Seek out every line containing the word "Possibility", and copy each.

(Data entries)
..........

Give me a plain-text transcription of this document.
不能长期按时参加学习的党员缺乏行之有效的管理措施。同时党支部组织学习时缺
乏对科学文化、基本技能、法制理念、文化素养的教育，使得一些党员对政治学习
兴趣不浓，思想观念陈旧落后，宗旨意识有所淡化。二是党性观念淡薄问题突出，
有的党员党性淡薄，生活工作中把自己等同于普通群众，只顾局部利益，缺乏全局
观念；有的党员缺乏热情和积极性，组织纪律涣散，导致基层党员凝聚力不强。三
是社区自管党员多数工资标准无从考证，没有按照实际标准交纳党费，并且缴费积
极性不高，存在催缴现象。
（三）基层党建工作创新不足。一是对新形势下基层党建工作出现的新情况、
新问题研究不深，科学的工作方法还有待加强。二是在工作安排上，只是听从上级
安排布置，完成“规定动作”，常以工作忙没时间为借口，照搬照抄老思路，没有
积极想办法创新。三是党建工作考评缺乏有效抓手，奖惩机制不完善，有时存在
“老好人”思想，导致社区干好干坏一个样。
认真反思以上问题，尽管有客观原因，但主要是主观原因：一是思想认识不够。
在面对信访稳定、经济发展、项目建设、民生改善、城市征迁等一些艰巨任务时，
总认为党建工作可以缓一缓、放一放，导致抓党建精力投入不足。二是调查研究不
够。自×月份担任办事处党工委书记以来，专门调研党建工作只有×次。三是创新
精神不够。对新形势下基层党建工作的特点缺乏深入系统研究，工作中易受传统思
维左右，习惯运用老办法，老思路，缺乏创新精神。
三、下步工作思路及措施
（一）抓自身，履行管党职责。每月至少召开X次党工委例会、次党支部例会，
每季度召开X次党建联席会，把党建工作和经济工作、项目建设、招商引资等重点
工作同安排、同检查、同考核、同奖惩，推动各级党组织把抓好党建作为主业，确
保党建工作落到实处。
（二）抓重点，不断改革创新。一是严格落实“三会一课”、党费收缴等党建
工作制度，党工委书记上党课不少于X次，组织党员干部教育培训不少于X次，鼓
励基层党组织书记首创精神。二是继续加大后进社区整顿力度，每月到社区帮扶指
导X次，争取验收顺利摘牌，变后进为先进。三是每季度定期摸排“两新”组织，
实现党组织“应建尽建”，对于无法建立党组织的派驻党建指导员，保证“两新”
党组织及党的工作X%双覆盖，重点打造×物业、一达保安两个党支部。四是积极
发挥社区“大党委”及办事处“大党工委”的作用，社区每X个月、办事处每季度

..........

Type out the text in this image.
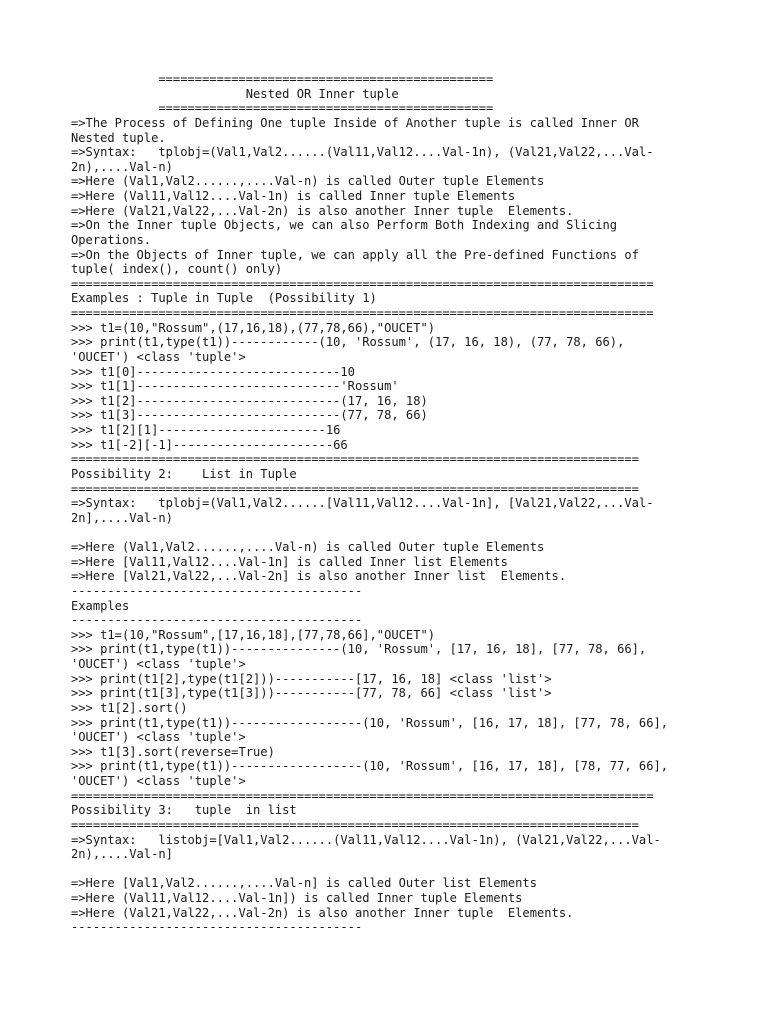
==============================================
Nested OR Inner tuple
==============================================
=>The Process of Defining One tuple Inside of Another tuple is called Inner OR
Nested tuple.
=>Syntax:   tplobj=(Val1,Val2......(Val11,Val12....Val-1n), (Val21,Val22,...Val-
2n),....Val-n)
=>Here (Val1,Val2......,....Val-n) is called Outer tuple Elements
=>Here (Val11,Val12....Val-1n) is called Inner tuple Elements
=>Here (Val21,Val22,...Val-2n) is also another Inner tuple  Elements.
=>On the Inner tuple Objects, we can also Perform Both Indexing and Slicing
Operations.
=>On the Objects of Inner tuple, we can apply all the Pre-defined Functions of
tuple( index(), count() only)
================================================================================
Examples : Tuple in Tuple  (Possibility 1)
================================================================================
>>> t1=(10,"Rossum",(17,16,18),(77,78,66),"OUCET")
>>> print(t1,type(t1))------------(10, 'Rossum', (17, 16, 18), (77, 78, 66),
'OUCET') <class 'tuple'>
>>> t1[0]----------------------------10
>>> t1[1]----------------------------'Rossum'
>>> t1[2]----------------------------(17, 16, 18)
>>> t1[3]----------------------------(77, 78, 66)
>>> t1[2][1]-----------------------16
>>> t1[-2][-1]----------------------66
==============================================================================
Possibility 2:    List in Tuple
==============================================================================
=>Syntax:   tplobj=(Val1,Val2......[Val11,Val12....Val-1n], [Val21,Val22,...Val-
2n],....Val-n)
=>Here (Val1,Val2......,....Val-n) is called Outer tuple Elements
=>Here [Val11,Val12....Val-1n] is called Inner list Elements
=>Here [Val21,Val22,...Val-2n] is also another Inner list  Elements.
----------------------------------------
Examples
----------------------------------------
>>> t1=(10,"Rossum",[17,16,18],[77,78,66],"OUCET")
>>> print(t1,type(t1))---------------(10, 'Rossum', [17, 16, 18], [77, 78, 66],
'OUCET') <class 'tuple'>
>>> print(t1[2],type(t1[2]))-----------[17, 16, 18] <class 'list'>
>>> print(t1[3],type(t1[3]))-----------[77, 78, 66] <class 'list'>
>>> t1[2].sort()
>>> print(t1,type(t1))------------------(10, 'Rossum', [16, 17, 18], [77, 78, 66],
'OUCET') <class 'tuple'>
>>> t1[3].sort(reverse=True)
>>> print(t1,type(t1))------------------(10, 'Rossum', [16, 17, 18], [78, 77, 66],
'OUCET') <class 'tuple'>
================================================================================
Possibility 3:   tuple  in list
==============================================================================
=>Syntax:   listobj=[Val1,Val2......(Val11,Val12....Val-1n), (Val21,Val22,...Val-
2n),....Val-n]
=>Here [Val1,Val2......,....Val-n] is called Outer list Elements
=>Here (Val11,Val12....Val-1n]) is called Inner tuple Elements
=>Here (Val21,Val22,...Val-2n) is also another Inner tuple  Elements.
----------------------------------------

..........

Solved exercise:
Examples : Tuple in Tuple  (Possibility 1)
Possibility 2:    List in Tuple
Possibility 3:   tuple  in list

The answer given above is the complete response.